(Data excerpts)
....................
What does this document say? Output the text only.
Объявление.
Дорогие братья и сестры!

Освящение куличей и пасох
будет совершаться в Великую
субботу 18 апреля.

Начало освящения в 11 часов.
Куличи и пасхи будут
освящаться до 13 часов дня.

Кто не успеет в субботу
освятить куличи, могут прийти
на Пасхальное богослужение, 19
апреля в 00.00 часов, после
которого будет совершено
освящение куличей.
....................
Copy all the entries verbatim.

What does this document say? Output the text only.
Объявление.
Дорогие братья и сестры!

Освящение куличей и пасох
будет совершаться в Великую
субботу 18 апреля.

Начало освящения в 11 часов.
Куличи и пасхи будут
освящаться до 13 часов дня.

Кто не успеет в субботу
освятить куличи, могут прийти
на Пасхальное богослужение, 19
апреля в 00.00 часов, после
которого будет совершено
освящение куличей.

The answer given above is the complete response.